### [WORK INSTRUCTIONS]
Reproduce all the entries exactly and keep the pictures out.

### [DATA]

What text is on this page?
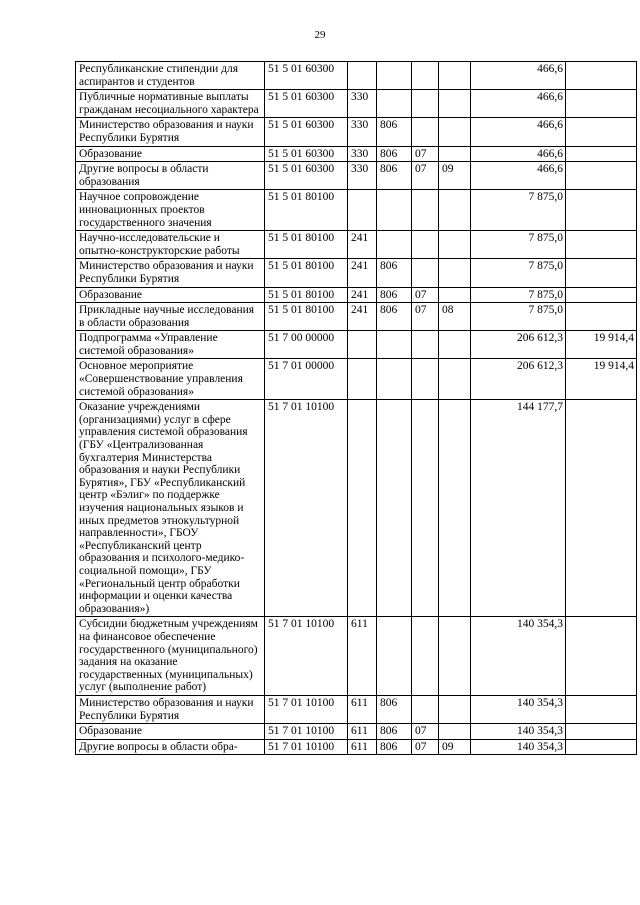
29
Республиканские стипендии для аспирантов и студентов	51 5 01 60300					466,6	
Публичные нормативные выплаты гражданам несоциального характера	51 5 01 60300	330				466,6	
Министерство образования и науки Республики Бурятия	51 5 01 60300	330	806			466,6	
Образование	51 5 01 60300	330	806	07		466,6	
Другие вопросы в области образования	51 5 01 60300	330	806	07	09	466,6	
Научное сопровождение инновационных проектов государственного значения	51 5 01 80100					7 875,0	
Научно-исследовательские и опытно-конструкторские работы	51 5 01 80100	241				7 875,0	
Министерство образования и науки Республики Бурятия	51 5 01 80100	241	806			7 875,0	
Образование	51 5 01 80100	241	806	07		7 875,0	
Прикладные научные исследования в области образования	51 5 01 80100	241	806	07	08	7 875,0	
Подпрограмма «Управление системой образования»	51 7 00 00000					206 612,3	19 914,4
Основное мероприятие «Совершенствование управления системой образования»	51 7 01 00000					206 612,3	19 914,4
Оказание учреждениями (организациями) услуг в сфере управления системой образования (ГБУ «Централизованная бухгалтерия Министерства образования и науки Республики Бурятия», ГБУ «Республиканский центр «Бэлиг» по поддержке изучения национальных языков и иных предметов этнокультурной направленности», ГБОУ «Республиканский центр образования и психолого-медико-социальной помощи», ГБУ «Региональный центр обработки информации и оценки качества образования»)	51 7 01 10100					144 177,7	
Субсидии бюджетным учреждениям на финансовое обеспечение государственного (муниципального) задания на оказание государственных (муниципальных) услуг (выполнение работ)	51 7 01 10100	611				140 354,3	
Министерство образования и науки Республики Бурятия	51 7 01 10100	611	806			140 354,3	
Образование	51 7 01 10100	611	806	07		140 354,3	
Другие вопросы в области обра-	51 7 01 10100	611	806	07	09	140 354,3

### [THE RESPONSE]
What text is on this page?
29
Республиканские стипендии для аспирантов и студентов	51 5 01 60300					466,6	
Публичные нормативные выплаты гражданам несоциального характера	51 5 01 60300	330				466,6	
Министерство образования и науки Республики Бурятия	51 5 01 60300	330	806			466,6	
Образование	51 5 01 60300	330	806	07		466,6	
Другие вопросы в области образования	51 5 01 60300	330	806	07	09	466,6	
Научное сопровождение инновационных проектов государственного значения	51 5 01 80100					7 875,0	
Научно-исследовательские и опытно-конструкторские работы	51 5 01 80100	241				7 875,0	
Министерство образования и науки Республики Бурятия	51 5 01 80100	241	806			7 875,0	
Образование	51 5 01 80100	241	806	07		7 875,0	
Прикладные научные исследования в области образования	51 5 01 80100	241	806	07	08	7 875,0	
Подпрограмма «Управление системой образования»	51 7 00 00000					206 612,3	19 914,4
Основное мероприятие «Совершенствование управления системой образования»	51 7 01 00000					206 612,3	19 914,4
Оказание учреждениями (организациями) услуг в сфере управления системой образования (ГБУ «Централизованная бухгалтерия Министерства образования и науки Республики Бурятия», ГБУ «Республиканский центр «Бэлиг» по поддержке изучения национальных языков и иных предметов этнокультурной направленности», ГБОУ «Республиканский центр образования и психолого-медико-социальной помощи», ГБУ «Региональный центр обработки информации и оценки качества образования»)	51 7 01 10100					144 177,7	
Субсидии бюджетным учреждениям на финансовое обеспечение государственного (муниципального) задания на оказание государственных (муниципальных) услуг (выполнение работ)	51 7 01 10100	611				140 354,3	
Министерство образования и науки Республики Бурятия	51 7 01 10100	611	806			140 354,3	
Образование	51 7 01 10100	611	806	07		140 354,3	
Другие вопросы в области обра-	51 7 01 10100	611	806	07	09	140 354,3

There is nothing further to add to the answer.